■ Goal of the exercise: Give back a single number, the count of lines containing the word "screenshot".
____ Dataset
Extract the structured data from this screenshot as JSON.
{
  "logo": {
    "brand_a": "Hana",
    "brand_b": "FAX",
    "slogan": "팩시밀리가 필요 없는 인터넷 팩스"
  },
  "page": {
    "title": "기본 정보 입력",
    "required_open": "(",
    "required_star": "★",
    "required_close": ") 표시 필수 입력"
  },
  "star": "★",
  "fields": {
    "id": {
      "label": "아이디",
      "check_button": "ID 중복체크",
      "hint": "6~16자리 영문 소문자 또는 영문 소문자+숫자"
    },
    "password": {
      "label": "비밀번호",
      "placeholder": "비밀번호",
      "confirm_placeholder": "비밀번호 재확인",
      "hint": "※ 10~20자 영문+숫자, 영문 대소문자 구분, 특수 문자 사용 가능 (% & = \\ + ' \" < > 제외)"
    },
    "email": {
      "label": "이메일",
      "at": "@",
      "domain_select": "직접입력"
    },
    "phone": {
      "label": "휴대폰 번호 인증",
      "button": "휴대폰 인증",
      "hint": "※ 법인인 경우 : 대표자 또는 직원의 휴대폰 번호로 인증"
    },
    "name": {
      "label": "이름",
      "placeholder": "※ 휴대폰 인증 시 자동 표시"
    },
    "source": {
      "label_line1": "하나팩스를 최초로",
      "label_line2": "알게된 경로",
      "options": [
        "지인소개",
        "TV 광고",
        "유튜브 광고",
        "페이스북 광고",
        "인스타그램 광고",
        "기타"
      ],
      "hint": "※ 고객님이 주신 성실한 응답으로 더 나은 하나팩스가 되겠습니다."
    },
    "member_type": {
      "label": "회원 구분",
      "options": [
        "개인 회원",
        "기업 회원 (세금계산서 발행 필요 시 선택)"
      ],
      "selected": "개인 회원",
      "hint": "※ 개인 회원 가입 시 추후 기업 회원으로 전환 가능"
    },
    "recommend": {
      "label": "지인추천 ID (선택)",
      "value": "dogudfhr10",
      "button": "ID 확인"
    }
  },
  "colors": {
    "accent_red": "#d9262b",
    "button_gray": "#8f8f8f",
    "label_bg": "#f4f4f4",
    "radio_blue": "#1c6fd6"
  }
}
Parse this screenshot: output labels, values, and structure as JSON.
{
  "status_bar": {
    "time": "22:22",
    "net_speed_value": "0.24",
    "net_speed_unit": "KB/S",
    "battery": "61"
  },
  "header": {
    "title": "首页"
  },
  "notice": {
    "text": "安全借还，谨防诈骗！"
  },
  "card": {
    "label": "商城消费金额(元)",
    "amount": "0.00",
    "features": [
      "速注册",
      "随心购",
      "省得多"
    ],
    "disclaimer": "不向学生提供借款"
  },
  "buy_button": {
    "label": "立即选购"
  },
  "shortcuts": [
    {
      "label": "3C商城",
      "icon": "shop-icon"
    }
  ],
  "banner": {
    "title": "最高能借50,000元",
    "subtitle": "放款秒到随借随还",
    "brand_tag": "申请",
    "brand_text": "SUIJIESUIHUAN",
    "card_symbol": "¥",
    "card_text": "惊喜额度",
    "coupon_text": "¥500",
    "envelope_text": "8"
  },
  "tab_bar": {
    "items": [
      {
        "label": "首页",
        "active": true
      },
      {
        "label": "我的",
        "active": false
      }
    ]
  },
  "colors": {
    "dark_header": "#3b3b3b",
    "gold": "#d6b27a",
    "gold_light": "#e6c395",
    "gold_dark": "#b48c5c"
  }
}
________
____ Dataset
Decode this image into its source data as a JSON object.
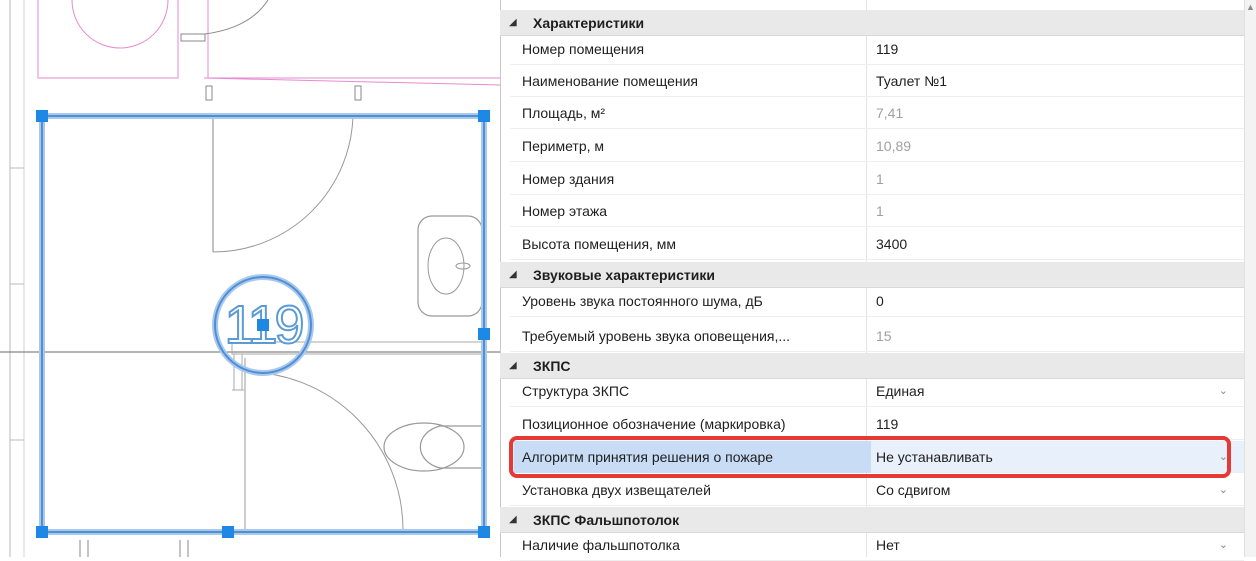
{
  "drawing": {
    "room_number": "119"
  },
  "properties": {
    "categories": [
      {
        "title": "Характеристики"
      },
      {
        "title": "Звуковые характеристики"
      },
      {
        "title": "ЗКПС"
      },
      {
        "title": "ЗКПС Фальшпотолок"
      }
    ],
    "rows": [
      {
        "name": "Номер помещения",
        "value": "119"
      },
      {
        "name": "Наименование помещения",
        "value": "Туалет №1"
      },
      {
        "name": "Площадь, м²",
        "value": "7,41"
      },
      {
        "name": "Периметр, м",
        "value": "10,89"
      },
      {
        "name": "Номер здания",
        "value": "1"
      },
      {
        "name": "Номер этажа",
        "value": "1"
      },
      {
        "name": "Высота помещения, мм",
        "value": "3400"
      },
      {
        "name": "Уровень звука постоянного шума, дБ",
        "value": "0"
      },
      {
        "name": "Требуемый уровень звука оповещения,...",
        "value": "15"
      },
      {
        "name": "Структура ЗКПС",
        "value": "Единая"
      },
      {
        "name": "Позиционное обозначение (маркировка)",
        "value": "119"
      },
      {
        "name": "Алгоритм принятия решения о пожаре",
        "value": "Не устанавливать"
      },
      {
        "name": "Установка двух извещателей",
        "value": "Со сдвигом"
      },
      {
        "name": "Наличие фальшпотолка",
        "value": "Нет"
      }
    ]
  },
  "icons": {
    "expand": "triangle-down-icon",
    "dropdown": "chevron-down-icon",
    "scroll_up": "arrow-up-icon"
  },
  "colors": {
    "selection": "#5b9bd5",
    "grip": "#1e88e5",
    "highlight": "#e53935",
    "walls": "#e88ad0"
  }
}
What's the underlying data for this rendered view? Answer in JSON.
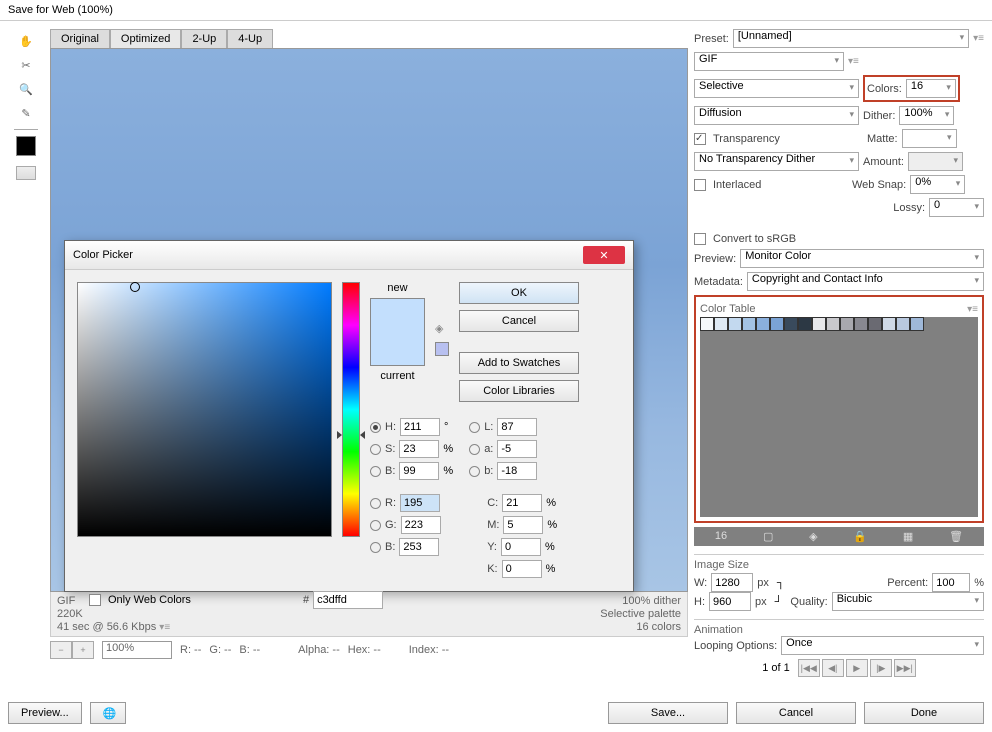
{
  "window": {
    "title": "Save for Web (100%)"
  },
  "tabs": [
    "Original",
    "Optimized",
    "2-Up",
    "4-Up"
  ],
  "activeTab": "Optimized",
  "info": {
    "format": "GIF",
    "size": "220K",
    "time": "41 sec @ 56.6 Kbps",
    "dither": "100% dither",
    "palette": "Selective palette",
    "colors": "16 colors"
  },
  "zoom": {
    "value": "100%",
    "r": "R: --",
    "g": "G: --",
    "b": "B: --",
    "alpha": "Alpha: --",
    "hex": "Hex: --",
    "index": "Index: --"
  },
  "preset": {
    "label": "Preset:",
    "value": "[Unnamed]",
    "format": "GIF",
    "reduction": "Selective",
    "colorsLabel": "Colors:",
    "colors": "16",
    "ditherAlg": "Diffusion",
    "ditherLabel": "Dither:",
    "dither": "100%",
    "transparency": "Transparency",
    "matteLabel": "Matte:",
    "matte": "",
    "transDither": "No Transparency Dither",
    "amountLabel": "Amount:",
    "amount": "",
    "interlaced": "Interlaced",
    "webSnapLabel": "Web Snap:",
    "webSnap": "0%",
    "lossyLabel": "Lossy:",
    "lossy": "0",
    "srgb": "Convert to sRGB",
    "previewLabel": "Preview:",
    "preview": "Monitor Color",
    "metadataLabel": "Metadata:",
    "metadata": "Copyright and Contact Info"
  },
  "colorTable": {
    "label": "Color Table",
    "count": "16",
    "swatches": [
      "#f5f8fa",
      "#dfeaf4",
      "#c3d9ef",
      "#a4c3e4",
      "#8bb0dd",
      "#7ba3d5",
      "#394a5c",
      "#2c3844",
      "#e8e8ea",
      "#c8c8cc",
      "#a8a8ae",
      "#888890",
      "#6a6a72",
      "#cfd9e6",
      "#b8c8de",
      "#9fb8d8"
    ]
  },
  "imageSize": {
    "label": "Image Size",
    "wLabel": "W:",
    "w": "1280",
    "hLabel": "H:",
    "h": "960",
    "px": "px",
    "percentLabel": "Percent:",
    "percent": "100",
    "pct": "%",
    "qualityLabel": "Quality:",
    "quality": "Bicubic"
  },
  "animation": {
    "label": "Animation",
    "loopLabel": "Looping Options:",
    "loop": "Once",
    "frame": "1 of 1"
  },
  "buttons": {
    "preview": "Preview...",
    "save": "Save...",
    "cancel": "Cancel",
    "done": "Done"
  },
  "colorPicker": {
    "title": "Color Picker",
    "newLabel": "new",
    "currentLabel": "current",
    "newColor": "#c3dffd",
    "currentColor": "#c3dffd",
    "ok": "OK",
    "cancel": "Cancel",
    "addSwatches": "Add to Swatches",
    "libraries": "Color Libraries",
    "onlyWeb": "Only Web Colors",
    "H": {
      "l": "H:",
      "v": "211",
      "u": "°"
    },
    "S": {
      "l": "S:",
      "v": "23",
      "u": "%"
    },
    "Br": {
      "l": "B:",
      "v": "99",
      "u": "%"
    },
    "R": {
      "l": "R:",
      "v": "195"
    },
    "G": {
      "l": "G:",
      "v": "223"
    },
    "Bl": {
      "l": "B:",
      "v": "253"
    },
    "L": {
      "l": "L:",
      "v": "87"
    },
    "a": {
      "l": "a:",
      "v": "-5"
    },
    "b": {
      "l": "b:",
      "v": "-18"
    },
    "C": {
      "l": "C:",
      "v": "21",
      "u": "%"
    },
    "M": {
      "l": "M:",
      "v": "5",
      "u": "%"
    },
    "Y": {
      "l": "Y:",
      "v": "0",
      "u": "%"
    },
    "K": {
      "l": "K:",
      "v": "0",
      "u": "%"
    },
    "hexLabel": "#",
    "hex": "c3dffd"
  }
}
________
■ Written response: 2